**WHAT TO DO:** Go through the listing below and list every line with "value".

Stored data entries
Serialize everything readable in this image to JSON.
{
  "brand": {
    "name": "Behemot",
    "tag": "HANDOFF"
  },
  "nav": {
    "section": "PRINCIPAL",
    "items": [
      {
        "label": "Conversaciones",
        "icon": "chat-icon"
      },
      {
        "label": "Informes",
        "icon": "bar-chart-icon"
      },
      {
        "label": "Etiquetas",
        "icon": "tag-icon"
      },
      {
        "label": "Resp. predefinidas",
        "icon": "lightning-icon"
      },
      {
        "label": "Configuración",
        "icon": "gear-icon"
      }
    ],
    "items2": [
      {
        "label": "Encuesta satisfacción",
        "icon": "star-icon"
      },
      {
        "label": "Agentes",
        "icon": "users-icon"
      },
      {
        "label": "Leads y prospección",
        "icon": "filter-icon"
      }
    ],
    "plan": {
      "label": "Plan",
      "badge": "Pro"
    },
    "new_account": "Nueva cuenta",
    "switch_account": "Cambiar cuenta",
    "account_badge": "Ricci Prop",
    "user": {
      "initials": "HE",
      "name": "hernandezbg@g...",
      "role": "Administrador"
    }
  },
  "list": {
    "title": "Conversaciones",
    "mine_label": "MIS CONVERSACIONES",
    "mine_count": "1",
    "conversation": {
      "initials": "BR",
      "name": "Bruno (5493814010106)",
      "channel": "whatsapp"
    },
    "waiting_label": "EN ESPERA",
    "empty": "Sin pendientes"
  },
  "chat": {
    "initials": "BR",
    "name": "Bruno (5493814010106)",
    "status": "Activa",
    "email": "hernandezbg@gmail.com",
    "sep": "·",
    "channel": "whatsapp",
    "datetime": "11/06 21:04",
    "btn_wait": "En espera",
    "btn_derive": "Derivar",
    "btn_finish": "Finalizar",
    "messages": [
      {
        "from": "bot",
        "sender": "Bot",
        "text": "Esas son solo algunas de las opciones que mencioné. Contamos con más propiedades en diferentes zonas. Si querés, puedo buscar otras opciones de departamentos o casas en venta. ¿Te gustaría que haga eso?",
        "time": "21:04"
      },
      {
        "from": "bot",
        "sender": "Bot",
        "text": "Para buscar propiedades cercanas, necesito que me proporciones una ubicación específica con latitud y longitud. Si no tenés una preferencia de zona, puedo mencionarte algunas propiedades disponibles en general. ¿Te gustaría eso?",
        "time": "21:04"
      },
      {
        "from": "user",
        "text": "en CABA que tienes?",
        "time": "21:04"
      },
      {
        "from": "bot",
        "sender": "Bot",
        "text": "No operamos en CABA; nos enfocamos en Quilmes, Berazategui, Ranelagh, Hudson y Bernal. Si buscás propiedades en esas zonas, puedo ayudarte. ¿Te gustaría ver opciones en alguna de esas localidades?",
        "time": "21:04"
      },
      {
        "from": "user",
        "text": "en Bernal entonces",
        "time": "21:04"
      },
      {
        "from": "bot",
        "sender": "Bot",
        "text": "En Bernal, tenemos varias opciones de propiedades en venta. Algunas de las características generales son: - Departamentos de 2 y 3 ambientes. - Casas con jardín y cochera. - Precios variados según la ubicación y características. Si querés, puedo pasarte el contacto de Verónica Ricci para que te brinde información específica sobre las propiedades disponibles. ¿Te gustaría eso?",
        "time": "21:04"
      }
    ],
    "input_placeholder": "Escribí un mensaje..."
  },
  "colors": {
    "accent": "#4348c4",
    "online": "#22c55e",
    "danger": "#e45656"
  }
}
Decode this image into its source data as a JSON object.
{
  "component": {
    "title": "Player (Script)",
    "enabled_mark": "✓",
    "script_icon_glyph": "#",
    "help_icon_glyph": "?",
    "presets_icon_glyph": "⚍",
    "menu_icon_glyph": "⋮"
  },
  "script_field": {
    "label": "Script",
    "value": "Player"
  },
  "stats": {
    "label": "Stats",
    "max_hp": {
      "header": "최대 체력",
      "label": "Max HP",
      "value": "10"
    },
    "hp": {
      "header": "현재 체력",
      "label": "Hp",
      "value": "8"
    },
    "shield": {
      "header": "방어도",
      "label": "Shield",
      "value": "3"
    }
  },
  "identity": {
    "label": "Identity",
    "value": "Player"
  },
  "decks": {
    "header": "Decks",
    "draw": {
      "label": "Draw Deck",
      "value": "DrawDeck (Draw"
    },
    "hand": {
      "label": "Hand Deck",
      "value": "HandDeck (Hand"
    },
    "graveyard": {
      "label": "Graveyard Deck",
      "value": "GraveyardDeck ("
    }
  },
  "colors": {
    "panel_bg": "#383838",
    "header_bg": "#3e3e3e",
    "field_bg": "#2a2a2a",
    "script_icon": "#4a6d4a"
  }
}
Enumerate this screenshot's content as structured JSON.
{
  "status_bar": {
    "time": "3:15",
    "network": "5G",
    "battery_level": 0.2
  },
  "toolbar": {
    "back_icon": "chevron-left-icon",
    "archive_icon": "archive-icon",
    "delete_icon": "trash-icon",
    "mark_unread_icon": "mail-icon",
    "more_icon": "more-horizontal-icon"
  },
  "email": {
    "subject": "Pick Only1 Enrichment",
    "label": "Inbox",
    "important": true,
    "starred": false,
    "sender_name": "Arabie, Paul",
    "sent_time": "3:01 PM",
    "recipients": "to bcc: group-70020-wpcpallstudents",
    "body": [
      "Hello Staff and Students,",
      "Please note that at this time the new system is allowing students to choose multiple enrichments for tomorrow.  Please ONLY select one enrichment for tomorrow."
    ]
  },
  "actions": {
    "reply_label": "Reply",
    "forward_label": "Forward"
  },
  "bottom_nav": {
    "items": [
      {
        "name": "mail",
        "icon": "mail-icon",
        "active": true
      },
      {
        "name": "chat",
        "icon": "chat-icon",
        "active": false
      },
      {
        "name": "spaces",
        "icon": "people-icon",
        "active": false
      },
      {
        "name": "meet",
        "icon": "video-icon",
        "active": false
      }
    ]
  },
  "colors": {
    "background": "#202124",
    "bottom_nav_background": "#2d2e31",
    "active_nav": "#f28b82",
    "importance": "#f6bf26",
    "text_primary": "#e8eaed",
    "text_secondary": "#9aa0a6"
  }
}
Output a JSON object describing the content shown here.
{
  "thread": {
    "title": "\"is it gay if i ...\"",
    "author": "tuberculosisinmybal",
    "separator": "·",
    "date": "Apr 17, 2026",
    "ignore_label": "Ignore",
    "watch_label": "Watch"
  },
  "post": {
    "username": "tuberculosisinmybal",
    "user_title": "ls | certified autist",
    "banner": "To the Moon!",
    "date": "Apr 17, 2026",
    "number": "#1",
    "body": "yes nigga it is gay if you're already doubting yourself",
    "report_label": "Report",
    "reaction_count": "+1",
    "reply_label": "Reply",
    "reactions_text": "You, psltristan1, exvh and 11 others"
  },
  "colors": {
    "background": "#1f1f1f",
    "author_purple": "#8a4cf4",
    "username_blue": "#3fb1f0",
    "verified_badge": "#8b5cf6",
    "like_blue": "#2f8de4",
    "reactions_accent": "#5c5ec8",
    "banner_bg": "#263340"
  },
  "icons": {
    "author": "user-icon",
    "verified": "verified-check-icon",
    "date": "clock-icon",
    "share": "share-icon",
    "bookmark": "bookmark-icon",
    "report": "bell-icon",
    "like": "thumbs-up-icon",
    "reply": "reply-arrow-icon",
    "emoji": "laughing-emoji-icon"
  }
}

**FINAL RESULT:**
    "value": "Player"
      "value": "10"
      "value": "8"
      "value": "3"
    "value": "Player"
      "value": "DrawDeck (Draw"
      "value": "HandDeck (Hand"
      "value": "GraveyardDeck ("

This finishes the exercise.